### AIM
List all lines of the data that include the string "color".

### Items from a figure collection
-- start --

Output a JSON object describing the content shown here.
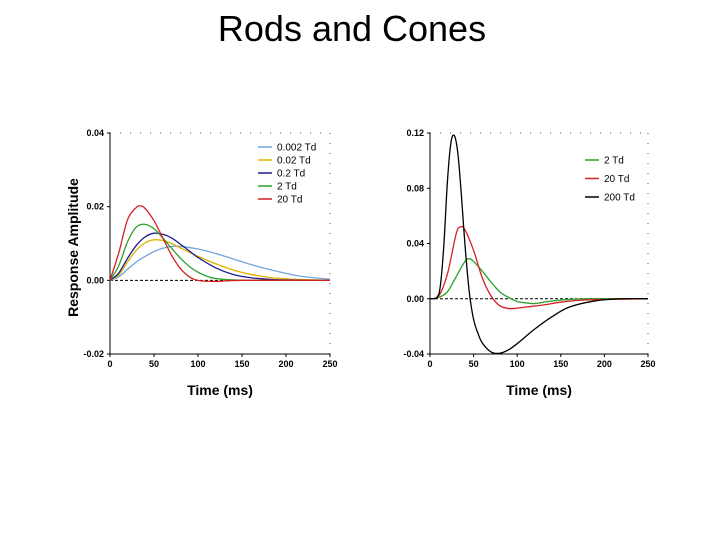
{
  "title": "Rods and Cones",
  "chart_data": [
    {
      "type": "line",
      "name": "rods",
      "xlabel": "Time (ms)",
      "ylabel": "Response Amplitude",
      "xlim": [
        0,
        250
      ],
      "ylim": [
        -0.02,
        0.04
      ],
      "xticks": [
        0,
        50,
        100,
        150,
        200,
        250
      ],
      "yticks": [
        -0.02,
        0.0,
        0.02,
        0.04
      ],
      "ytick_labels": [
        "-0.02",
        "0.00",
        "0.02",
        "0.04"
      ],
      "legend_position": "top-right",
      "baseline": 0,
      "series": [
        {
          "name": "0.002 Td",
          "color": "#6fa8dc",
          "x": [
            0,
            10,
            20,
            30,
            40,
            50,
            60,
            70,
            80,
            100,
            120,
            140,
            160,
            180,
            200,
            220,
            250
          ],
          "y": [
            0,
            0.001,
            0.003,
            0.005,
            0.0065,
            0.0078,
            0.0087,
            0.0092,
            0.0092,
            0.0085,
            0.0073,
            0.0058,
            0.0043,
            0.003,
            0.0019,
            0.001,
            0.0003
          ]
        },
        {
          "name": "0.02 Td",
          "color": "#e0b000",
          "x": [
            0,
            10,
            20,
            30,
            40,
            50,
            60,
            70,
            80,
            100,
            120,
            140,
            160,
            180,
            200,
            220,
            250
          ],
          "y": [
            0,
            0.0015,
            0.005,
            0.0082,
            0.0102,
            0.011,
            0.0108,
            0.01,
            0.0088,
            0.0065,
            0.0045,
            0.0028,
            0.0016,
            0.0008,
            0.0004,
            0.0002,
            0
          ]
        },
        {
          "name": "0.2 Td",
          "color": "#1a1a8c",
          "x": [
            0,
            10,
            20,
            30,
            40,
            50,
            60,
            70,
            80,
            90,
            100,
            120,
            140,
            160,
            180,
            200,
            250
          ],
          "y": [
            0,
            0.002,
            0.006,
            0.0095,
            0.0118,
            0.0128,
            0.0125,
            0.0115,
            0.0098,
            0.008,
            0.0062,
            0.0034,
            0.0016,
            0.0007,
            0.0003,
            0.0001,
            0
          ]
        },
        {
          "name": "2 Td",
          "color": "#2ca02c",
          "x": [
            0,
            10,
            20,
            30,
            40,
            50,
            60,
            70,
            80,
            90,
            100,
            110,
            120,
            140,
            160,
            200,
            250
          ],
          "y": [
            0,
            0.004,
            0.0105,
            0.0145,
            0.0152,
            0.014,
            0.0115,
            0.0087,
            0.006,
            0.0038,
            0.0022,
            0.0011,
            0.0005,
            0.0001,
            0,
            0,
            0
          ]
        },
        {
          "name": "20 Td",
          "color": "#d62020",
          "x": [
            0,
            10,
            20,
            30,
            35,
            40,
            50,
            60,
            70,
            80,
            90,
            100,
            120,
            150,
            250
          ],
          "y": [
            0,
            0.0075,
            0.0165,
            0.0198,
            0.0202,
            0.0195,
            0.0162,
            0.0115,
            0.0068,
            0.0032,
            0.001,
            0,
            -0.0003,
            0,
            0
          ]
        }
      ]
    },
    {
      "type": "line",
      "name": "cones",
      "xlabel": "Time (ms)",
      "ylabel": "",
      "xlim": [
        0,
        250
      ],
      "ylim": [
        -0.04,
        0.12
      ],
      "xticks": [
        0,
        50,
        100,
        150,
        200,
        250
      ],
      "yticks": [
        -0.04,
        0.0,
        0.04,
        0.08,
        0.12
      ],
      "ytick_labels": [
        "-0.04",
        "0.00",
        "0.04",
        "0.08",
        "0.12"
      ],
      "legend_position": "top-right",
      "baseline": 0,
      "series": [
        {
          "name": "2 Td",
          "color": "#2ca02c",
          "x": [
            0,
            10,
            20,
            30,
            40,
            45,
            50,
            60,
            70,
            80,
            90,
            100,
            110,
            120,
            130,
            150,
            180,
            250
          ],
          "y": [
            0,
            0.001,
            0.005,
            0.016,
            0.027,
            0.029,
            0.027,
            0.02,
            0.012,
            0.005,
            0.001,
            -0.002,
            -0.003,
            -0.0035,
            -0.0025,
            -0.001,
            0,
            0
          ]
        },
        {
          "name": "20 Td",
          "color": "#d62020",
          "x": [
            0,
            10,
            20,
            30,
            35,
            40,
            50,
            60,
            70,
            80,
            90,
            100,
            110,
            130,
            150,
            180,
            250
          ],
          "y": [
            0,
            0.002,
            0.018,
            0.047,
            0.052,
            0.05,
            0.035,
            0.015,
            0.002,
            -0.005,
            -0.007,
            -0.0068,
            -0.006,
            -0.0045,
            -0.0025,
            -0.0008,
            0
          ]
        },
        {
          "name": "200 Td",
          "color": "#000000",
          "x": [
            0,
            8,
            12,
            16,
            20,
            24,
            28,
            32,
            36,
            40,
            45,
            50,
            55,
            60,
            70,
            80,
            90,
            100,
            120,
            140,
            160,
            190,
            220,
            250
          ],
          "y": [
            0,
            0.001,
            0.01,
            0.04,
            0.085,
            0.113,
            0.118,
            0.105,
            0.075,
            0.04,
            0.005,
            -0.015,
            -0.025,
            -0.032,
            -0.0385,
            -0.0395,
            -0.037,
            -0.0325,
            -0.022,
            -0.013,
            -0.006,
            -0.0015,
            0,
            0
          ]
        }
      ]
    }
  ]
}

-- end --

### WORKED SOLUTION
          "color": "#6fa8dc",
          "color": "#e0b000",
          "color": "#1a1a8c",
          "color": "#2ca02c",
          "color": "#d62020",
          "color": "#2ca02c",
          "color": "#d62020",
          "color": "#000000",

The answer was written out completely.